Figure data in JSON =
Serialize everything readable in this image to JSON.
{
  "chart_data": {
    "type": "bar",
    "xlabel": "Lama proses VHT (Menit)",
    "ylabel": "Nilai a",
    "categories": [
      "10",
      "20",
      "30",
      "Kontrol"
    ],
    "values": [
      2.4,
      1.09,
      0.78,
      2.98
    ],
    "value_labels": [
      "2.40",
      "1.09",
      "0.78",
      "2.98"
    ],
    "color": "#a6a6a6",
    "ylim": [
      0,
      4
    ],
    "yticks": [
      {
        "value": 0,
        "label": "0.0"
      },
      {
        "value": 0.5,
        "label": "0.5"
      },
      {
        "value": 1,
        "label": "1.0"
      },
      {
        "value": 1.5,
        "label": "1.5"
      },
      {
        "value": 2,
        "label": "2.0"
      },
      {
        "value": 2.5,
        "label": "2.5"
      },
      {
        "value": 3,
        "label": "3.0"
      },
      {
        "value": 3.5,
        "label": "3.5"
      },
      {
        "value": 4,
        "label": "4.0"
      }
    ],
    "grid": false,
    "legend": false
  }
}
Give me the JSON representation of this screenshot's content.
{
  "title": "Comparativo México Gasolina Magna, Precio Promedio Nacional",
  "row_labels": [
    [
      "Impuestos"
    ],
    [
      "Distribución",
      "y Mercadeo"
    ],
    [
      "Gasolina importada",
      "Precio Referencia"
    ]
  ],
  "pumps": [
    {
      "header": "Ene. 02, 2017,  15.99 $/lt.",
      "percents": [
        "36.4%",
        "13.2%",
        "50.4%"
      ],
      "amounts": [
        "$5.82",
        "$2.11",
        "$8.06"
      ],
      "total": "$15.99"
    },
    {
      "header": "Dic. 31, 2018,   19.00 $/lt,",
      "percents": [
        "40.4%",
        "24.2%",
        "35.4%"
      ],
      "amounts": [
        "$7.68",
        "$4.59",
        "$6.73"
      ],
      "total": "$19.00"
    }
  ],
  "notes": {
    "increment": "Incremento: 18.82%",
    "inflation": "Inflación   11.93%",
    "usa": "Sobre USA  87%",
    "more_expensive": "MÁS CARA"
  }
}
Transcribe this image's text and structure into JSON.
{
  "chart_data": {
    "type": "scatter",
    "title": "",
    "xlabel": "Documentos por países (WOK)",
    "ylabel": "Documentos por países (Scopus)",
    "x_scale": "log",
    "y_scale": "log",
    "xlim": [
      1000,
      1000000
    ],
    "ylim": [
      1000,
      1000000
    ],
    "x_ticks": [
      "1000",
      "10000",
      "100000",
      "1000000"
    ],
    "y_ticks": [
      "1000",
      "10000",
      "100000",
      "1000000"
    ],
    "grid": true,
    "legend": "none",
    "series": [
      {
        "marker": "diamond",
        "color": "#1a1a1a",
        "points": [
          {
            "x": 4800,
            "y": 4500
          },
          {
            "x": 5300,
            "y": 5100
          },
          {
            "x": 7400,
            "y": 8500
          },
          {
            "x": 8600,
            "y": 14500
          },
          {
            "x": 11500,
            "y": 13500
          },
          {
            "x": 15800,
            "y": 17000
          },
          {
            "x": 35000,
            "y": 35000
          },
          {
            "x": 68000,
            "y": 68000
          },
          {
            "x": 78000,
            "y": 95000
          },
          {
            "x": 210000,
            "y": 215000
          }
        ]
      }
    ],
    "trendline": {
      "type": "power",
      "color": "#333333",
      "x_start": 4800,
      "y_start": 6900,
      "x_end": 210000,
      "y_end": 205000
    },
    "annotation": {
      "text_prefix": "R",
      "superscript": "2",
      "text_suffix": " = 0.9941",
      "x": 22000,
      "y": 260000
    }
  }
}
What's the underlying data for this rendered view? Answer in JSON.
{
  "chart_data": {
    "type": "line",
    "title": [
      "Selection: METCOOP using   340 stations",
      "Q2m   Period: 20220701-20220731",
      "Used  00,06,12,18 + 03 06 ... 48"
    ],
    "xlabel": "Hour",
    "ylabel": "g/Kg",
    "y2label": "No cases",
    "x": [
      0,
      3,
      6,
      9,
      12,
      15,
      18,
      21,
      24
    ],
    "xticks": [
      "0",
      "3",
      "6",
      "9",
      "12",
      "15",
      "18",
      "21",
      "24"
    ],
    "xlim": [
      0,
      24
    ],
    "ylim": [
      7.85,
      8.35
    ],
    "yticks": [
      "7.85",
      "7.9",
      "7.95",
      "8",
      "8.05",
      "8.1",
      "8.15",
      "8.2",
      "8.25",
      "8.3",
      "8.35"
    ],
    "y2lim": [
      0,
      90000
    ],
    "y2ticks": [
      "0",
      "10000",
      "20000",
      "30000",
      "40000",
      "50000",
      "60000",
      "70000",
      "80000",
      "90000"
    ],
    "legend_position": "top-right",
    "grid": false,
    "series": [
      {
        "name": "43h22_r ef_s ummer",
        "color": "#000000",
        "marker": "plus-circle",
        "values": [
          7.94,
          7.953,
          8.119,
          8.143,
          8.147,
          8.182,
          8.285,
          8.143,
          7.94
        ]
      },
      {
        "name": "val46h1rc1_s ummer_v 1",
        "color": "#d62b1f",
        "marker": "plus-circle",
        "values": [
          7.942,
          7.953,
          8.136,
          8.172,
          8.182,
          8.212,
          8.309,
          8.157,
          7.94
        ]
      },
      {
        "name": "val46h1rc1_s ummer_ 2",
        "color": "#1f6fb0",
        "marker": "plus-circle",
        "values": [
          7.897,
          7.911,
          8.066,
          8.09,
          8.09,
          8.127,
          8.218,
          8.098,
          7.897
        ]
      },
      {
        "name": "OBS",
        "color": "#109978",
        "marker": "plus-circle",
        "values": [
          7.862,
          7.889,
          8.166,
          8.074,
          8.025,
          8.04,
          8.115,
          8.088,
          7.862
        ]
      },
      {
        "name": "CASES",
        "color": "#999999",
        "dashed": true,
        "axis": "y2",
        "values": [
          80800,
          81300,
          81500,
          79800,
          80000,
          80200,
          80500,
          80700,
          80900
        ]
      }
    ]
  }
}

Challenge = Return each line among the entries that holds the word "header".

Written reply =
      "header": "Ene. 02, 2017,  15.99 $/lt.",
      "header": "Dic. 31, 2018,   19.00 $/lt,",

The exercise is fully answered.